§ Provided records:

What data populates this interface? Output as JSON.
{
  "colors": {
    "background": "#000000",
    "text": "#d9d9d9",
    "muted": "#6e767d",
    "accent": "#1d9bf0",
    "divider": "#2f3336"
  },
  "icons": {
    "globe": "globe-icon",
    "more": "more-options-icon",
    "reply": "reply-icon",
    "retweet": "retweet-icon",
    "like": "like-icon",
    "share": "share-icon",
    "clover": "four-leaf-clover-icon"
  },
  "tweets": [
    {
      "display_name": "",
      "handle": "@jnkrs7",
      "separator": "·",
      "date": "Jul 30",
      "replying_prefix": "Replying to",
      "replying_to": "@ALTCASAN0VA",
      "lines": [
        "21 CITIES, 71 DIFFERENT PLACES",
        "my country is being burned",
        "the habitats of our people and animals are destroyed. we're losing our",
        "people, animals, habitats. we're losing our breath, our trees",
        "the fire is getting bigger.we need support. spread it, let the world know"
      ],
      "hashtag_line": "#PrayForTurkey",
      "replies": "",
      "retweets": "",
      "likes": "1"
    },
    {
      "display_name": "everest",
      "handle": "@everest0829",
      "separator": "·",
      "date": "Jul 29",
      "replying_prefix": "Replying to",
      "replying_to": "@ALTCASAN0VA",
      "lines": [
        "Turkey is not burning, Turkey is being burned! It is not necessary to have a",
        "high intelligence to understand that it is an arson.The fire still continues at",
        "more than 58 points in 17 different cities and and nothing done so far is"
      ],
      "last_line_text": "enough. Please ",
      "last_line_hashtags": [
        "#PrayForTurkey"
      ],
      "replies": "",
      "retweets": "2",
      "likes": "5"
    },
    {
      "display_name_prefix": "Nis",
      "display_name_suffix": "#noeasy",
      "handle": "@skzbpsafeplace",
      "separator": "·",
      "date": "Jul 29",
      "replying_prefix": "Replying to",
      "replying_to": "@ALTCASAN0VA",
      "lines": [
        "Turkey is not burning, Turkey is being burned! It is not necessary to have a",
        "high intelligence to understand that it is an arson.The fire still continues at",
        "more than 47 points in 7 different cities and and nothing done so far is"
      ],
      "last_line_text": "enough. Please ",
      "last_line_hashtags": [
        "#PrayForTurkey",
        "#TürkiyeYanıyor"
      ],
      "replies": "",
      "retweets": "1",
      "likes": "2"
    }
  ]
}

§ Problem statement: Repeat every record, exactly as written.

§ Right answer:
What data populates this interface? Output as JSON.
{
  "colors": {
    "background": "#000000",
    "text": "#d9d9d9",
    "muted": "#6e767d",
    "accent": "#1d9bf0",
    "divider": "#2f3336"
  },
  "icons": {
    "globe": "globe-icon",
    "more": "more-options-icon",
    "reply": "reply-icon",
    "retweet": "retweet-icon",
    "like": "like-icon",
    "share": "share-icon",
    "clover": "four-leaf-clover-icon"
  },
  "tweets": [
    {
      "display_name": "",
      "handle": "@jnkrs7",
      "separator": "·",
      "date": "Jul 30",
      "replying_prefix": "Replying to",
      "replying_to": "@ALTCASAN0VA",
      "lines": [
        "21 CITIES, 71 DIFFERENT PLACES",
        "my country is being burned",
        "the habitats of our people and animals are destroyed. we're losing our",
        "people, animals, habitats. we're losing our breath, our trees",
        "the fire is getting bigger.we need support. spread it, let the world know"
      ],
      "hashtag_line": "#PrayForTurkey",
      "replies": "",
      "retweets": "",
      "likes": "1"
    },
    {
      "display_name": "everest",
      "handle": "@everest0829",
      "separator": "·",
      "date": "Jul 29",
      "replying_prefix": "Replying to",
      "replying_to": "@ALTCASAN0VA",
      "lines": [
        "Turkey is not burning, Turkey is being burned! It is not necessary to have a",
        "high intelligence to understand that it is an arson.The fire still continues at",
        "more than 58 points in 17 different cities and and nothing done so far is"
      ],
      "last_line_text": "enough. Please ",
      "last_line_hashtags": [
        "#PrayForTurkey"
      ],
      "replies": "",
      "retweets": "2",
      "likes": "5"
    },
    {
      "display_name_prefix": "Nis",
      "display_name_suffix": "#noeasy",
      "handle": "@skzbpsafeplace",
      "separator": "·",
      "date": "Jul 29",
      "replying_prefix": "Replying to",
      "replying_to": "@ALTCASAN0VA",
      "lines": [
        "Turkey is not burning, Turkey is being burned! It is not necessary to have a",
        "high intelligence to understand that it is an arson.The fire still continues at",
        "more than 47 points in 7 different cities and and nothing done so far is"
      ],
      "last_line_text": "enough. Please ",
      "last_line_hashtags": [
        "#PrayForTurkey",
        "#TürkiyeYanıyor"
      ],
      "replies": "",
      "retweets": "1",
      "likes": "2"
    }
  ]
}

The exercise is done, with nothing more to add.